### Brief
Using the listing below, extract each line that has the word "ipython" in it.

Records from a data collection
□ □ □ □ □
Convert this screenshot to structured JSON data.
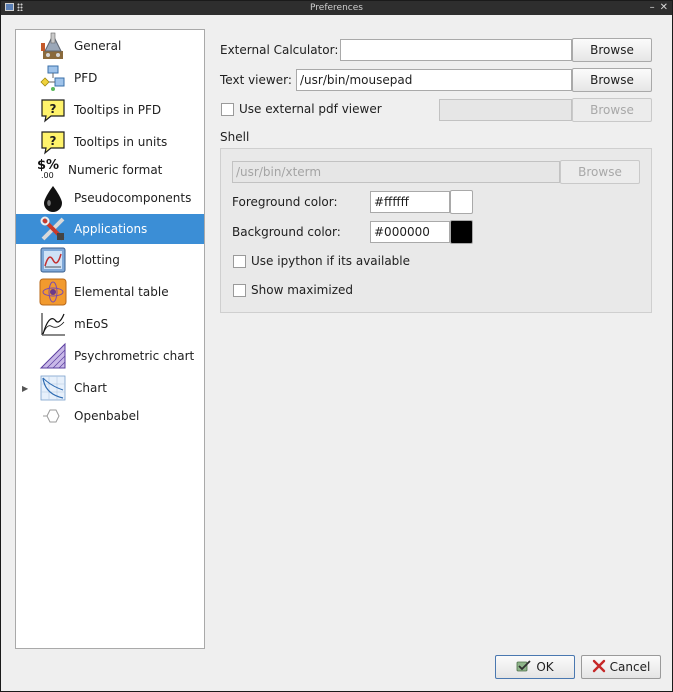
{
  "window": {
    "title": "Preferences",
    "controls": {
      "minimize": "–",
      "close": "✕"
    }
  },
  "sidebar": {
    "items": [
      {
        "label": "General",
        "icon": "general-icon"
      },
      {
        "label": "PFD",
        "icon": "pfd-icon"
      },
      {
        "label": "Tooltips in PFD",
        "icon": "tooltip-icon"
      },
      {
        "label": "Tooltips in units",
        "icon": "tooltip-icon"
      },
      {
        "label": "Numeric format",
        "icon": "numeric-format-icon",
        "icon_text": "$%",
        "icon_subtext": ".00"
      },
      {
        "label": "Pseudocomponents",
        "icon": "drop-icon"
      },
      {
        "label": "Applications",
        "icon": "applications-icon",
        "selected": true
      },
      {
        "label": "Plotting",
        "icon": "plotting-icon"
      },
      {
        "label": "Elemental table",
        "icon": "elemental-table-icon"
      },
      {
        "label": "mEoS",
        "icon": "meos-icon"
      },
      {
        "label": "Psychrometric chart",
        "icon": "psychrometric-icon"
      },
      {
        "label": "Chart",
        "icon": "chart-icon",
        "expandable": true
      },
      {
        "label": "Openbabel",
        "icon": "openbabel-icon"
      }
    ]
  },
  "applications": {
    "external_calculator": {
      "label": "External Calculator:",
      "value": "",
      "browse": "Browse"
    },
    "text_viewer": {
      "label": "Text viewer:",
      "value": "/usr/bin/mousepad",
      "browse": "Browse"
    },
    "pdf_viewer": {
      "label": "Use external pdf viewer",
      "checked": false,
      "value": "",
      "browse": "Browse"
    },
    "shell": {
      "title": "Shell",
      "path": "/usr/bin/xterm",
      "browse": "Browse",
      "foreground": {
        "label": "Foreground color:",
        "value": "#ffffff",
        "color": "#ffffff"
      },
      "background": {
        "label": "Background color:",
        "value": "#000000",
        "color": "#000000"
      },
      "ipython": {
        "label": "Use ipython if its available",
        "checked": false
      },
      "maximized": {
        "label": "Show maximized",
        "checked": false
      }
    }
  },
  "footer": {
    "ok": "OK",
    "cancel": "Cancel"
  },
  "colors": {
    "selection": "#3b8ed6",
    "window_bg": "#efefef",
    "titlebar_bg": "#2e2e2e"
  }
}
□ □ □ □ □
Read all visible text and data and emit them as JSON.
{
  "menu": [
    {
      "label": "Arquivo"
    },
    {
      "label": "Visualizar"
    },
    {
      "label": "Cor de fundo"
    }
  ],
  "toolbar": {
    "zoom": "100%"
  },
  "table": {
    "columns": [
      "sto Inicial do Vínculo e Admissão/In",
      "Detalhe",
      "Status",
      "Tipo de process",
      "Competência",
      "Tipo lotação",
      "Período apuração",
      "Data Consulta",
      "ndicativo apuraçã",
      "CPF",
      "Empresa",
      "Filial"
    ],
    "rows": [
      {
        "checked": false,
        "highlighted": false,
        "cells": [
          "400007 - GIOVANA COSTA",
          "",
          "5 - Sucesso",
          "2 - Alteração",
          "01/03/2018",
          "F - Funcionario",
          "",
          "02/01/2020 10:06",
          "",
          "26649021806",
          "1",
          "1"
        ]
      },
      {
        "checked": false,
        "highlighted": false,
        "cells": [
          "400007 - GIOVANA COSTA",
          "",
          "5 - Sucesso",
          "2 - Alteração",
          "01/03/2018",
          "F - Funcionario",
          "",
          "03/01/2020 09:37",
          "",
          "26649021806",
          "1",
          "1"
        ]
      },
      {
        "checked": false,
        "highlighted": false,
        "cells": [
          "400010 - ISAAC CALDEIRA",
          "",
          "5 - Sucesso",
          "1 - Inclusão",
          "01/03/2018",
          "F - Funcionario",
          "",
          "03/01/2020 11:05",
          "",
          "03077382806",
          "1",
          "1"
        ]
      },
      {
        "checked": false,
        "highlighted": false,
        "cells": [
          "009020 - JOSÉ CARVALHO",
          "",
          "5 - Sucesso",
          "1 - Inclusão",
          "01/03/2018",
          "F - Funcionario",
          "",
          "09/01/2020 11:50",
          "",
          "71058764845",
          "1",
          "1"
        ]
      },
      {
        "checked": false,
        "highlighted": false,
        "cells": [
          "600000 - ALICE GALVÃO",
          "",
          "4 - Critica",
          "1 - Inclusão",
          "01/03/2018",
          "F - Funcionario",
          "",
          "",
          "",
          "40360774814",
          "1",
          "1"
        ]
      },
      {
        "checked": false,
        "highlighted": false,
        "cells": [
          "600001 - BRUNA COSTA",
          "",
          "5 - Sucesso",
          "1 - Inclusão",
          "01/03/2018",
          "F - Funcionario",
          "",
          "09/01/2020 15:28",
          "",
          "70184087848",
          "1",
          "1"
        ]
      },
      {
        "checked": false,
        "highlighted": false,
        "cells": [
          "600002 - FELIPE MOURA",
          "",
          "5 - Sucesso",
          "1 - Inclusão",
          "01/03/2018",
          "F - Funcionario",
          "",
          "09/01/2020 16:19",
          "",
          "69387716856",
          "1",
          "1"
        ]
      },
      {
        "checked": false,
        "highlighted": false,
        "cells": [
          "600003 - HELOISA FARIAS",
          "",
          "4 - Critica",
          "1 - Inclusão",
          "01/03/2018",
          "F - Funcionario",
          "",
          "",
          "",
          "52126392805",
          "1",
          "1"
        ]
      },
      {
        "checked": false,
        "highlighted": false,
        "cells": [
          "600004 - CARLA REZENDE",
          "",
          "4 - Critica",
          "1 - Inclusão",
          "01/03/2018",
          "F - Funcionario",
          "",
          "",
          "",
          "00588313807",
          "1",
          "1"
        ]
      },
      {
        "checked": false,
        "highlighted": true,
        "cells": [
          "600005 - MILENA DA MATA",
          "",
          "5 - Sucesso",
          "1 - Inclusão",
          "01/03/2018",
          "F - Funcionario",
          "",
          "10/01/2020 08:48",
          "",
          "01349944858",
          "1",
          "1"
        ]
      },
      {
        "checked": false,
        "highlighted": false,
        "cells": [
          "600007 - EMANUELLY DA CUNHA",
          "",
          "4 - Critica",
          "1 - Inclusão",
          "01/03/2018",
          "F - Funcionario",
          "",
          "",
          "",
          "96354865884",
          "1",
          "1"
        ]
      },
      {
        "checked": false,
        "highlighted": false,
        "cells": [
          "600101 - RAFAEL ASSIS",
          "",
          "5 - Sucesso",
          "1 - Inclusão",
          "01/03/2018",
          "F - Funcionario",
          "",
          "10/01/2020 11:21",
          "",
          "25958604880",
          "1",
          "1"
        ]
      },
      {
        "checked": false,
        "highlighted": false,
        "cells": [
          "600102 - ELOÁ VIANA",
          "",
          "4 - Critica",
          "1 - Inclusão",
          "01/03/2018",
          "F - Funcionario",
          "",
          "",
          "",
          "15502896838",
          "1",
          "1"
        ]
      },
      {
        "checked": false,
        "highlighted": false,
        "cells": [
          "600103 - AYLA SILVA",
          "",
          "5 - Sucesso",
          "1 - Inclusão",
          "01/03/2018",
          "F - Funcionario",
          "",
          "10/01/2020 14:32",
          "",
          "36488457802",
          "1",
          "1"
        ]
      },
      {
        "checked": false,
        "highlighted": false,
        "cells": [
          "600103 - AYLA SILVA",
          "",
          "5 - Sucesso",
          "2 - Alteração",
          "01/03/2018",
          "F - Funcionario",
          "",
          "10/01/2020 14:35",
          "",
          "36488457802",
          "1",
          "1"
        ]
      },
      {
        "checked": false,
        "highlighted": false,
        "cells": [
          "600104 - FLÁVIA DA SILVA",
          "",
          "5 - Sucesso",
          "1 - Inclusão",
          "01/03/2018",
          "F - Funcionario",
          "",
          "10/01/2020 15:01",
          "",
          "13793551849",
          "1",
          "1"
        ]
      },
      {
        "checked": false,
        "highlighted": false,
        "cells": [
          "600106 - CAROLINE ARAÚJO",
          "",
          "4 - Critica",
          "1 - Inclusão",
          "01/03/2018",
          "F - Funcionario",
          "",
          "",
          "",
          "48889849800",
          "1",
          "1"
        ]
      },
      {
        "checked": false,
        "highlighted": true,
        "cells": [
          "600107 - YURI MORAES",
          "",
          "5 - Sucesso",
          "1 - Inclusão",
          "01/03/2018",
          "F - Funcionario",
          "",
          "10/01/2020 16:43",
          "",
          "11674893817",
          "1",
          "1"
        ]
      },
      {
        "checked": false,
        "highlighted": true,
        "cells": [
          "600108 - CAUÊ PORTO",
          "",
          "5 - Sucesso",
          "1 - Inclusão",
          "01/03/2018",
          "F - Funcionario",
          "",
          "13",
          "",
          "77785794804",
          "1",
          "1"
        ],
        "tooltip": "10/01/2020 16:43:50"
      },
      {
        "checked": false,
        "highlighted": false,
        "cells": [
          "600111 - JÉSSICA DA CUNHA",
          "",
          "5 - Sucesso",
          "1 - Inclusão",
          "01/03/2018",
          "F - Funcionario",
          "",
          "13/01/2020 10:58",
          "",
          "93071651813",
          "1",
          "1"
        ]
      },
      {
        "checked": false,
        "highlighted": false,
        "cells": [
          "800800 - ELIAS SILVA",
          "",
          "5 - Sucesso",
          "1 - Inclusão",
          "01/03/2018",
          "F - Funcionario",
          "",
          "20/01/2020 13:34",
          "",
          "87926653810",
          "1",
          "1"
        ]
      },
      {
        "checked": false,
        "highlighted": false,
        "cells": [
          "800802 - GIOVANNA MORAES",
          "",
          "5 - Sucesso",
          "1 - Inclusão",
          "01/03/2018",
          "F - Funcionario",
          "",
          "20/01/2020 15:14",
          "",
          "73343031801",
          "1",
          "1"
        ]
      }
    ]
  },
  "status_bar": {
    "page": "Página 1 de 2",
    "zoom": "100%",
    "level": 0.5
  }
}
□ □ □ □ □
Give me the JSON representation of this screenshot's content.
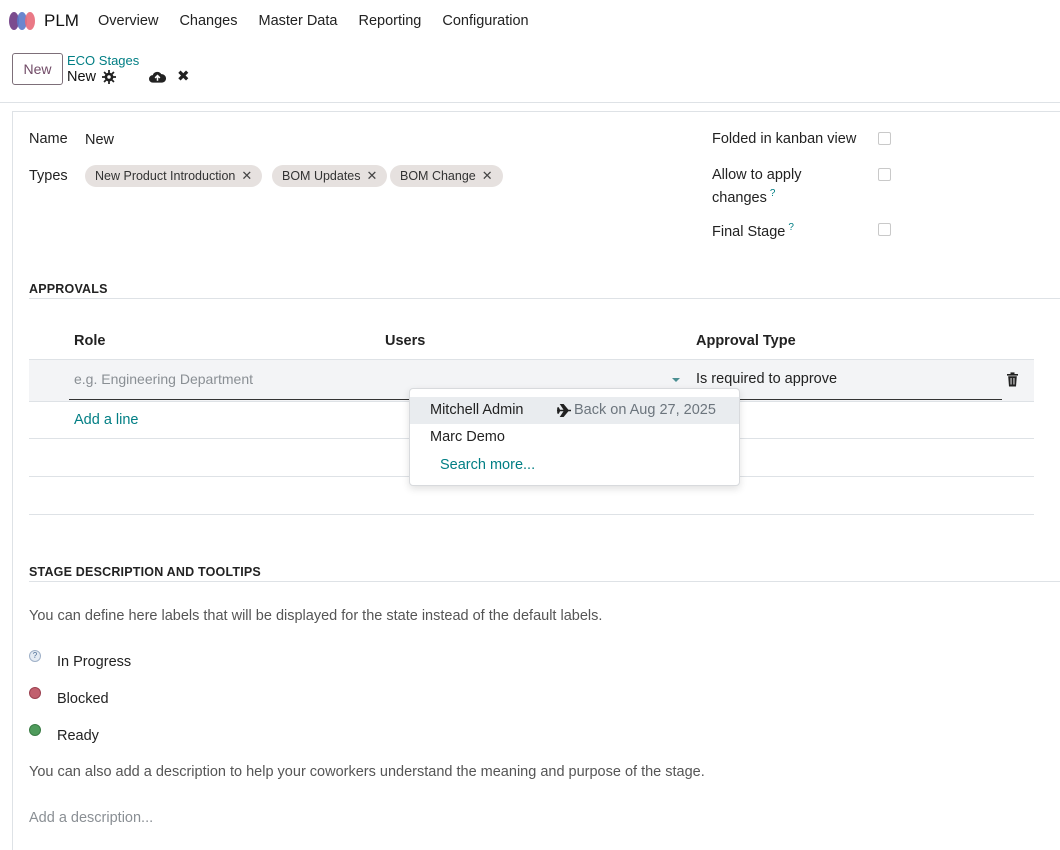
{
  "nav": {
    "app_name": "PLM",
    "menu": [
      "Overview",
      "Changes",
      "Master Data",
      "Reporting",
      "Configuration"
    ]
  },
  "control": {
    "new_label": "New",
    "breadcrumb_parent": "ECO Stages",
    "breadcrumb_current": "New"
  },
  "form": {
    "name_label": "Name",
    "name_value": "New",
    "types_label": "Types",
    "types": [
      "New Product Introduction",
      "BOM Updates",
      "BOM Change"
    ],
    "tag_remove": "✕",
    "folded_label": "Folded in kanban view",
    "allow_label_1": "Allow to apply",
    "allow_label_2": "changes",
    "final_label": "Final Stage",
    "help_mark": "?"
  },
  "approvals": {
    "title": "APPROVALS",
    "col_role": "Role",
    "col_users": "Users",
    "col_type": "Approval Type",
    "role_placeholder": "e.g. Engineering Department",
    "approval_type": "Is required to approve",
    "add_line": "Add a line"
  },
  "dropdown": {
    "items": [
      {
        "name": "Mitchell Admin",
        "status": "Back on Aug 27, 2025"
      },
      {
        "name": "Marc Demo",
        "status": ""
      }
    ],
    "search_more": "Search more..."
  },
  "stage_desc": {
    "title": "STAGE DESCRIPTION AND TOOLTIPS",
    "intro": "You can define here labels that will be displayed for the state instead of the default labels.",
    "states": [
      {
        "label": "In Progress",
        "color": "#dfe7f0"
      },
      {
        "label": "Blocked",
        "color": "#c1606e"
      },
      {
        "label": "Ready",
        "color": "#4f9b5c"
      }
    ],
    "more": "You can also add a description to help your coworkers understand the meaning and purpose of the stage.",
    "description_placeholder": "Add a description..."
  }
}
□ □ □ □ □
### Finished answer
      "ipython": {
        "label": "Use ipython if its available",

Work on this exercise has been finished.